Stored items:
——————————
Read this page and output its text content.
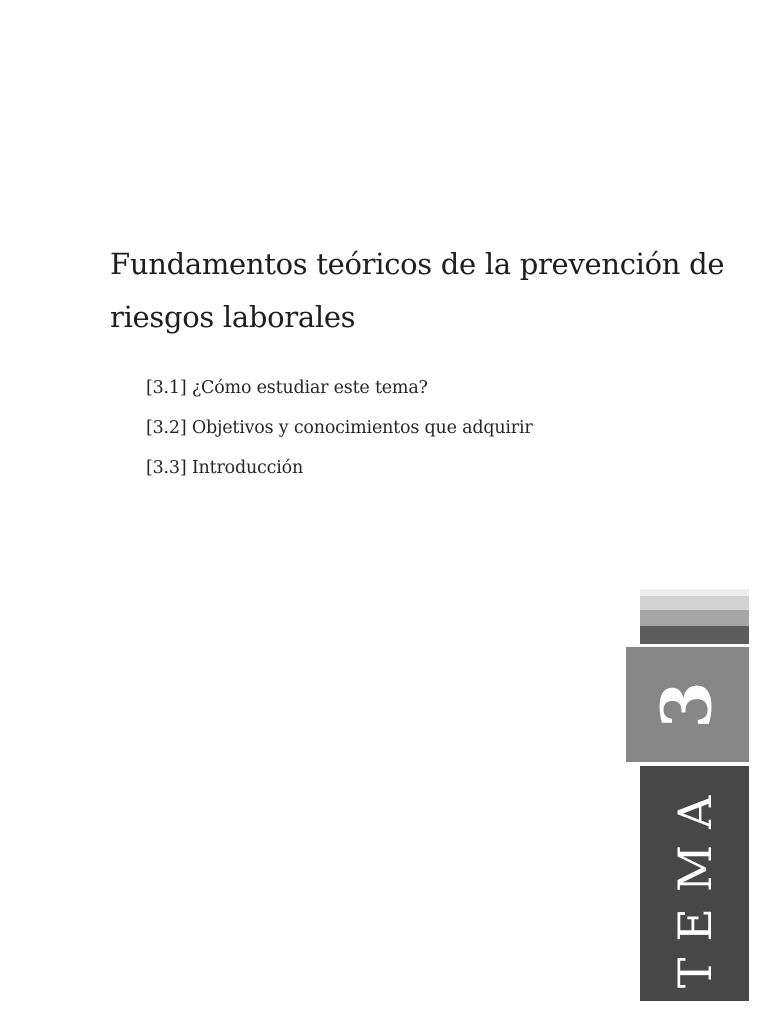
Fundamentos teóricos de la prevención de riesgos laborales
[3.1] ¿Cómo estudiar este tema?
[3.2] Objetivos y conocimientos que adquirir
[3.3] Introducción
3
TEMA
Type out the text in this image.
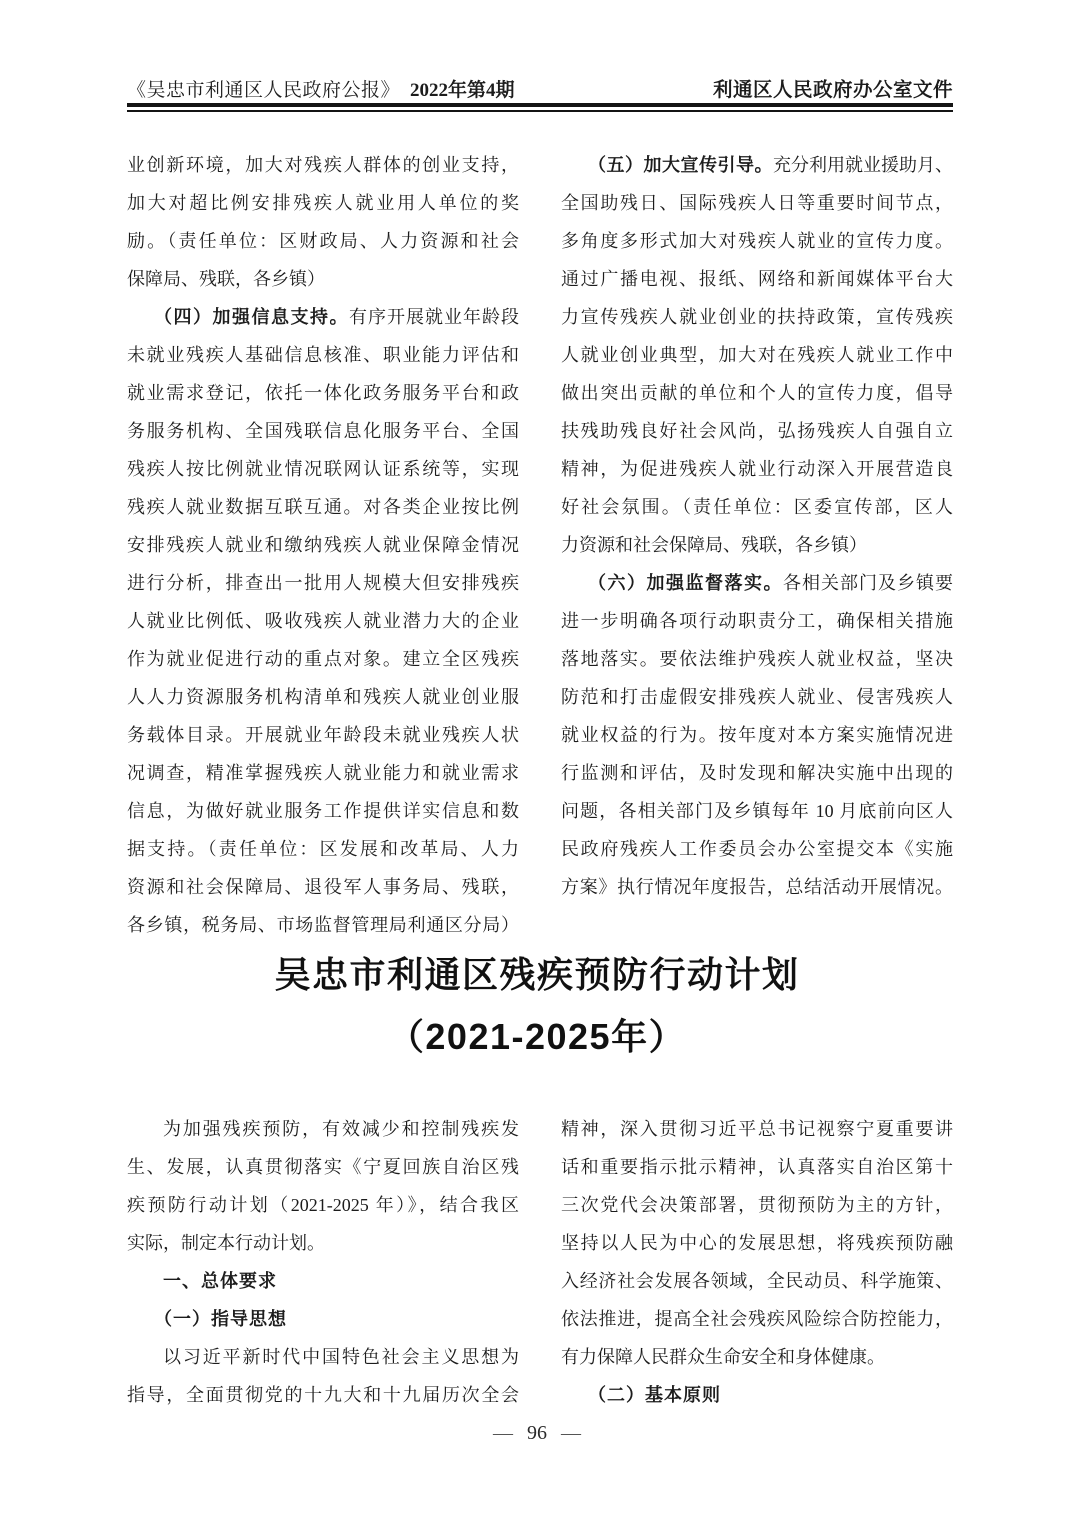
《吴忠市利通区人民政府公报》 2022年第4期	利通区人民政府办公室文件
业创新环境，加大对残疾人群体的创业支持，
加大对超比例安排残疾人就业用人单位的奖
励。（责任单位：区财政局、人力资源和社会
保障局、残联，各乡镇）
（四）加强信息支持。有序开展就业年龄段
未就业残疾人基础信息核准、职业能力评估和
就业需求登记，依托一体化政务服务平台和政
务服务机构、全国残联信息化服务平台、全国
残疾人按比例就业情况联网认证系统等，实现
残疾人就业数据互联互通。对各类企业按比例
安排残疾人就业和缴纳残疾人就业保障金情况
进行分析，排查出一批用人规模大但安排残疾
人就业比例低、吸收残疾人就业潜力大的企业
作为就业促进行动的重点对象。建立全区残疾
人人力资源服务机构清单和残疾人就业创业服
务载体目录。开展就业年龄段未就业残疾人状
况调查，精准掌握残疾人就业能力和就业需求
信息，为做好就业服务工作提供详实信息和数
据支持。（责任单位：区发展和改革局、人力
资源和社会保障局、退役军人事务局、残联，
各乡镇，税务局、市场监督管理局利通区分局）
（五）加大宣传引导。充分利用就业援助月、
全国助残日、国际残疾人日等重要时间节点，
多角度多形式加大对残疾人就业的宣传力度。
通过广播电视、报纸、网络和新闻媒体平台大
力宣传残疾人就业创业的扶持政策，宣传残疾
人就业创业典型，加大对在残疾人就业工作中
做出突出贡献的单位和个人的宣传力度，倡导
扶残助残良好社会风尚，弘扬残疾人自强自立
精神，为促进残疾人就业行动深入开展营造良
好社会氛围。（责任单位：区委宣传部，区人
力资源和社会保障局、残联，各乡镇）
（六）加强监督落实。各相关部门及乡镇要
进一步明确各项行动职责分工，确保相关措施
落地落实。要依法维护残疾人就业权益，坚决
防范和打击虚假安排残疾人就业、侵害残疾人
就业权益的行为。按年度对本方案实施情况进
行监测和评估，及时发现和解决实施中出现的
问题，各相关部门及乡镇每年 10 月底前向区人
民政府残疾人工作委员会办公室提交本《实施
方案》执行情况年度报告，总结活动开展情况。
吴忠市利通区残疾预防行动计划
（2021-2025年）
为加强残疾预防，有效减少和控制残疾发
生、发展，认真贯彻落实《宁夏回族自治区残
疾预防行动计划（2021-2025 年）》，结合我区
实际，制定本行动计划。
一、总体要求
（一）指导思想
以习近平新时代中国特色社会主义思想为
指导，全面贯彻党的十九大和十九届历次全会
精神，深入贯彻习近平总书记视察宁夏重要讲
话和重要指示批示精神，认真落实自治区第十
三次党代会决策部署，贯彻预防为主的方针，
坚持以人民为中心的发展思想，将残疾预防融
入经济社会发展各领域，全民动员、科学施策、
依法推进，提高全社会残疾风险综合防控能力，
有力保障人民群众生命安全和身体健康。
（二）基本原则
— 96 —
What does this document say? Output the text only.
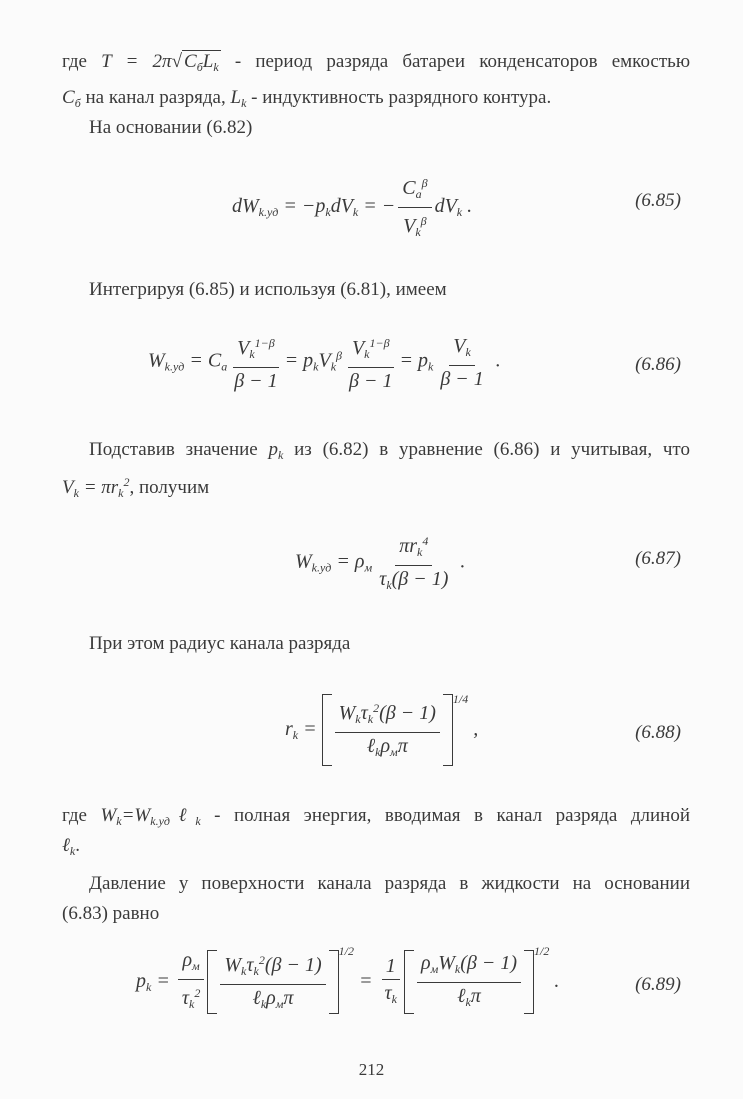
где T = 2π√ $C_бL_k$ - период разряда батареи конденсаторов емкостью
$C_б$ на канал разряда, $L_k$ - индуктивность разрядного контура.
На основании (6.82)
$dW_{k.уд} = -p_kdV_k$ = − $\frac{C_a^\beta}{V_k^\beta} dV_k$ .	(6.85)
Интегрируя (6.85) и используя (6.81), имеем
$W_{k.уд} = C_a \frac{V_k^{1-\beta}}{\beta - 1} = p_kV_k^\beta \frac{V_k^{1-\beta}}{\beta - 1} = p_k \frac{V_k}{\beta - 1}$ .	(6.86)
Подставив значение $p_k$ из (6.82) в уравнение (6.86) и учитывая, что
$V_k = \pi r_k^2$, получим
$W_{k.уд} = \rho_м \frac{\pi r_k^4}{\tau_k(\beta - 1)}$ .	(6.87)
При этом радиус канала разряда
$r_k = \frac{W_k\tau_k^2(\beta - 1)}{\ell_k\rho_м\pi} ^{1/4}$ ,	(6.88)
где $W_k=W_{k.уд}\ell_k$ - полная энергия, вводимая в канал разряда длиной
ℓ$_k$.
Давление у поверхности канала разряда в жидкости на основании
(6.83) равно
$p_k = \frac{\rho_м}{\tau_k^2} \frac{W_k\tau_k^2(\beta - 1)}{\ell_k\rho_м\pi} ^{1/2} = \frac{1}{\tau_k} \frac{\rho_мW_k(\beta - 1)}{\ell_k\pi}$
$^{1/2}$ .	(6.89)
212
——————————
Above are the records; copy every line in them that holds the word "разряда".

Task result:
где T = 2π√ $C_бL_k$ - период разряда батареи конденсаторов емкостью
$C_б$ на канал разряда, $L_k$ - индуктивность разрядного контура.
При этом радиус канала разряда
где $W_k=W_{k.уд}\ell_k$ - полная энергия, вводимая в канал разряда длиной
Давление у поверхности канала разряда в жидкости на основании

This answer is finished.